Restate the full set of records exactly, word for word.

[Begin Data listing]

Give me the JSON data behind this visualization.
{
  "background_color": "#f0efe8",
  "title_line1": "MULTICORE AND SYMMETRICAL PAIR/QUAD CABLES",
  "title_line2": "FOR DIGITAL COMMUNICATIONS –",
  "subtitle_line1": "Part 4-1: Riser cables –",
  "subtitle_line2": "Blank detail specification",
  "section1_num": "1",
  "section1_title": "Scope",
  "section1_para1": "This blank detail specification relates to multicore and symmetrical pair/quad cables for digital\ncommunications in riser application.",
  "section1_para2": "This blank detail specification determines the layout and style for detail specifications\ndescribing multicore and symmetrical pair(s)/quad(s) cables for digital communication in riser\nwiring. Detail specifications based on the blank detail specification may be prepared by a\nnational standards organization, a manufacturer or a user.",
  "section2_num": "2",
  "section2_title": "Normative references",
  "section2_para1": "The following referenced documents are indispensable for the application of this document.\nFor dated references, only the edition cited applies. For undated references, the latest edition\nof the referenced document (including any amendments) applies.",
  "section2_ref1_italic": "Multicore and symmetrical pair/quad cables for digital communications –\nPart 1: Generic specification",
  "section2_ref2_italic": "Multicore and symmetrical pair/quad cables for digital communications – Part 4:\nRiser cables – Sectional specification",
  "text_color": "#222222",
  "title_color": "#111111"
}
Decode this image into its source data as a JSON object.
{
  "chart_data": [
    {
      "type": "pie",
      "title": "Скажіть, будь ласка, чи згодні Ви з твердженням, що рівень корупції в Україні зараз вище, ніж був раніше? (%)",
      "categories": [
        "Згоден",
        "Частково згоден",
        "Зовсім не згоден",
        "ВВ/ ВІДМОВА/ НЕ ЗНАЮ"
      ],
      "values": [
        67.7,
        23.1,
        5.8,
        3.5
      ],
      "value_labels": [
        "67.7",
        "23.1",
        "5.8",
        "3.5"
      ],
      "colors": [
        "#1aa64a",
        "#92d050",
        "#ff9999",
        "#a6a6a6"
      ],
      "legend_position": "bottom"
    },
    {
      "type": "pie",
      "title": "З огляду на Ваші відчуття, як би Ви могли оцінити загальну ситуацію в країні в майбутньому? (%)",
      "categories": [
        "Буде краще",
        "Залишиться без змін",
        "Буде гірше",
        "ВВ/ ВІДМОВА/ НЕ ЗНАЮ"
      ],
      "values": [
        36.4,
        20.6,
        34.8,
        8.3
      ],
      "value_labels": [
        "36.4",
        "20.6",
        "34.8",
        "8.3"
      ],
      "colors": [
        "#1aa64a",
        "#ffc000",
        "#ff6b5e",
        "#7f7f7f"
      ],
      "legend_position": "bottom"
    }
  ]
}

[End Data listing]

Solution for this exercise>
Give me the JSON data behind this visualization.
{
  "background_color": "#f0efe8",
  "title_line1": "MULTICORE AND SYMMETRICAL PAIR/QUAD CABLES",
  "title_line2": "FOR DIGITAL COMMUNICATIONS –",
  "subtitle_line1": "Part 4-1: Riser cables –",
  "subtitle_line2": "Blank detail specification",
  "section1_num": "1",
  "section1_title": "Scope",
  "section1_para1": "This blank detail specification relates to multicore and symmetrical pair/quad cables for digital\ncommunications in riser application.",
  "section1_para2": "This blank detail specification determines the layout and style for detail specifications\ndescribing multicore and symmetrical pair(s)/quad(s) cables for digital communication in riser\nwiring. Detail specifications based on the blank detail specification may be prepared by a\nnational standards organization, a manufacturer or a user.",
  "section2_num": "2",
  "section2_title": "Normative references",
  "section2_para1": "The following referenced documents are indispensable for the application of this document.\nFor dated references, only the edition cited applies. For undated references, the latest edition\nof the referenced document (including any amendments) applies.",
  "section2_ref1_italic": "Multicore and symmetrical pair/quad cables for digital communications –\nPart 1: Generic specification",
  "section2_ref2_italic": "Multicore and symmetrical pair/quad cables for digital communications – Part 4:\nRiser cables – Sectional specification",
  "text_color": "#222222",
  "title_color": "#111111"
}
Decode this image into its source data as a JSON object.
{
  "chart_data": [
    {
      "type": "pie",
      "title": "Скажіть, будь ласка, чи згодні Ви з твердженням, що рівень корупції в Україні зараз вище, ніж був раніше? (%)",
      "categories": [
        "Згоден",
        "Частково згоден",
        "Зовсім не згоден",
        "ВВ/ ВІДМОВА/ НЕ ЗНАЮ"
      ],
      "values": [
        67.7,
        23.1,
        5.8,
        3.5
      ],
      "value_labels": [
        "67.7",
        "23.1",
        "5.8",
        "3.5"
      ],
      "colors": [
        "#1aa64a",
        "#92d050",
        "#ff9999",
        "#a6a6a6"
      ],
      "legend_position": "bottom"
    },
    {
      "type": "pie",
      "title": "З огляду на Ваші відчуття, як би Ви могли оцінити загальну ситуацію в країні в майбутньому? (%)",
      "categories": [
        "Буде краще",
        "Залишиться без змін",
        "Буде гірше",
        "ВВ/ ВІДМОВА/ НЕ ЗНАЮ"
      ],
      "values": [
        36.4,
        20.6,
        34.8,
        8.3
      ],
      "value_labels": [
        "36.4",
        "20.6",
        "34.8",
        "8.3"
      ],
      "colors": [
        "#1aa64a",
        "#ffc000",
        "#ff6b5e",
        "#7f7f7f"
      ],
      "legend_position": "bottom"
    }
  ]
}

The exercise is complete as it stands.